▶ **Problem to solve**: Reproduce the entries word for word, and omit any picture you find in them.

Records from a dataset:
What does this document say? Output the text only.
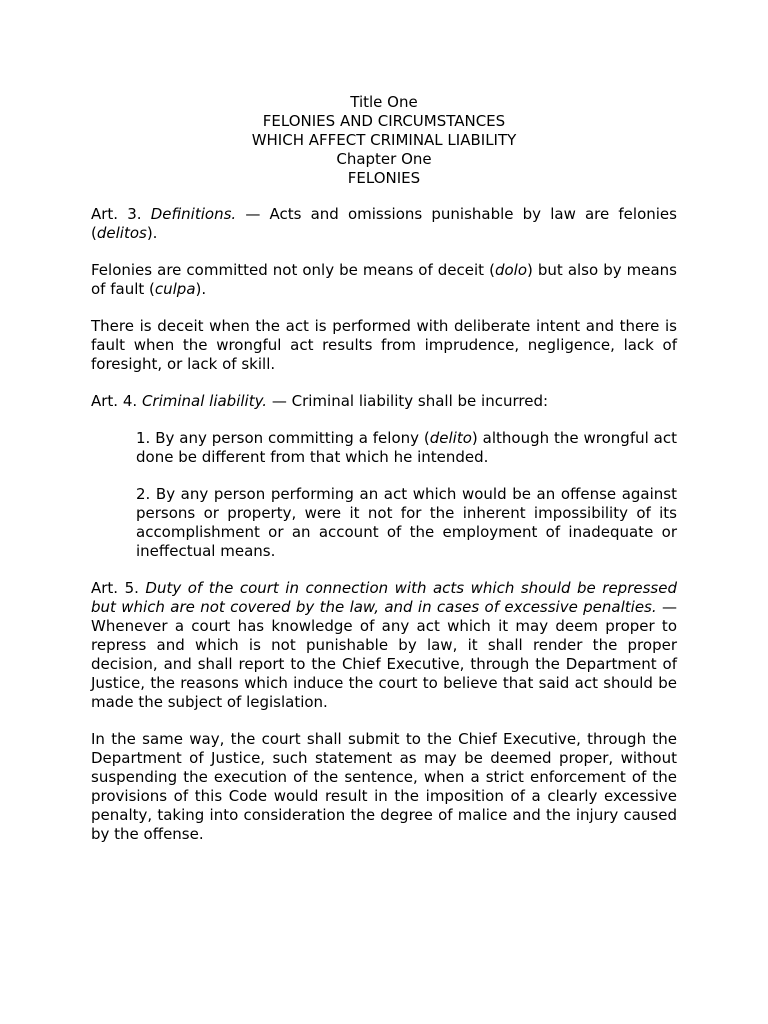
Title One
FELONIES AND CIRCUMSTANCES
WHICH AFFECT CRIMINAL LIABILITY
Chapter One
FELONIES

Art. 3. Definitions. — Acts and omissions punishable by law are felonies (delitos).

Felonies are committed not only be means of deceit (dolo) but also by means of fault (culpa).

There is deceit when the act is performed with deliberate intent and there is fault when the wrongful act results from imprudence, negligence, lack of foresight, or lack of skill.

Art. 4. Criminal liability. — Criminal liability shall be incurred:

1. By any person committing a felony (delito) although the wrongful act done be different from that which he intended.

2. By any person performing an act which would be an offense against persons or property, were it not for the inherent impossibility of its accomplishment or an account of the employment of inadequate or ineffectual means.

Art. 5. Duty of the court in connection with acts which should be repressed but which are not covered by the law, and in cases of excessive penalties. — Whenever a court has knowledge of any act which it may deem proper to repress and which is not punishable by law, it shall render the proper decision, and shall report to the Chief Executive, through the Department of Justice, the reasons which induce the court to believe that said act should be made the subject of legislation.

In the same way, the court shall submit to the Chief Executive, through the Department of Justice, such statement as may be deemed proper, without suspending the execution of the sentence, when a strict enforcement of the provisions of this Code would result in the imposition of a clearly excessive penalty, taking into consideration the degree of malice and the injury caused by the offense.
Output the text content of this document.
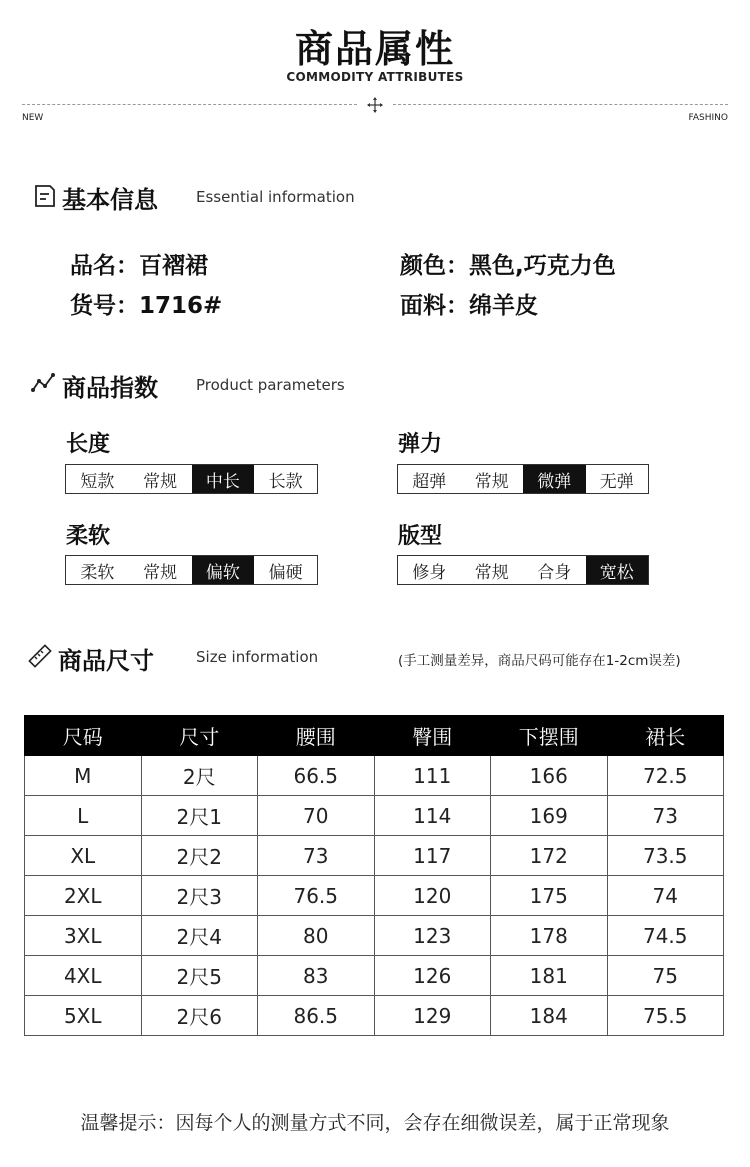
商品属性
COMMODITY ATTRIBUTES
NEW	FASHINO
基本信息	Essential information
品名：百褶裙	颜色：黑色,巧克力色
货号：1716#	面料：绵羊皮
商品指数	Product parameters
长度
短款	常规	中长	长款
弹力
超弹	常规	微弹	无弹
柔软
柔软	常规	偏软	偏硬
版型
修身	常规	合身	宽松
商品尺寸	Size information	(手工测量差异，商品尺码可能存在1-2cm误差)
尺码	尺寸	腰围	臀围	下摆围	裙长
M	2尺	66.5	111	166	72.5
L	2尺1	70	114	169	73
XL	2尺2	73	117	172	73.5
2XL	2尺3	76.5	120	175	74
3XL	2尺4	80	123	178	74.5
4XL	2尺5	83	126	181	75
5XL	2尺6	86.5	129	184	75.5
温馨提示：因每个人的测量方式不同，会存在细微误差，属于正常现象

▶ **The output**:
What does this document say? Output the text only.
Title One
FELONIES AND CIRCUMSTANCES
WHICH AFFECT CRIMINAL LIABILITY
Chapter One
FELONIES

Art. 3. Definitions. — Acts and omissions punishable by law are felonies (delitos).

Felonies are committed not only be means of deceit (dolo) but also by means of fault (culpa).

There is deceit when the act is performed with deliberate intent and there is fault when the wrongful act results from imprudence, negligence, lack of foresight, or lack of skill.

Art. 4. Criminal liability. — Criminal liability shall be incurred:

1. By any person committing a felony (delito) although the wrongful act done be different from that which he intended.

2. By any person performing an act which would be an offense against persons or property, were it not for the inherent impossibility of its accomplishment or an account of the employment of inadequate or ineffectual means.

Art. 5. Duty of the court in connection with acts which should be repressed but which are not covered by the law, and in cases of excessive penalties. — Whenever a court has knowledge of any act which it may deem proper to repress and which is not punishable by law, it shall render the proper decision, and shall report to the Chief Executive, through the Department of Justice, the reasons which induce the court to believe that said act should be made the subject of legislation.

In the same way, the court shall submit to the Chief Executive, through the Department of Justice, such statement as may be deemed proper, without suspending the execution of the sentence, when a strict enforcement of the provisions of this Code would result in the imposition of a clearly excessive penalty, taking into consideration the degree of malice and the injury caused by the offense.
Output the text content of this document.
商品属性
COMMODITY ATTRIBUTES
NEW	FASHINO
基本信息	Essential information
品名：百褶裙	颜色：黑色,巧克力色
货号：1716#	面料：绵羊皮
商品指数	Product parameters
长度
短款	常规	中长	长款
弹力
超弹	常规	微弹	无弹
柔软
柔软	常规	偏软	偏硬
版型
修身	常规	合身	宽松
商品尺寸	Size information	(手工测量差异，商品尺码可能存在1-2cm误差)
尺码	尺寸	腰围	臀围	下摆围	裙长
M	2尺	66.5	111	166	72.5
L	2尺1	70	114	169	73
XL	2尺2	73	117	172	73.5
2XL	2尺3	76.5	120	175	74
3XL	2尺4	80	123	178	74.5
4XL	2尺5	83	126	181	75
5XL	2尺6	86.5	129	184	75.5
温馨提示：因每个人的测量方式不同，会存在细微误差，属于正常现象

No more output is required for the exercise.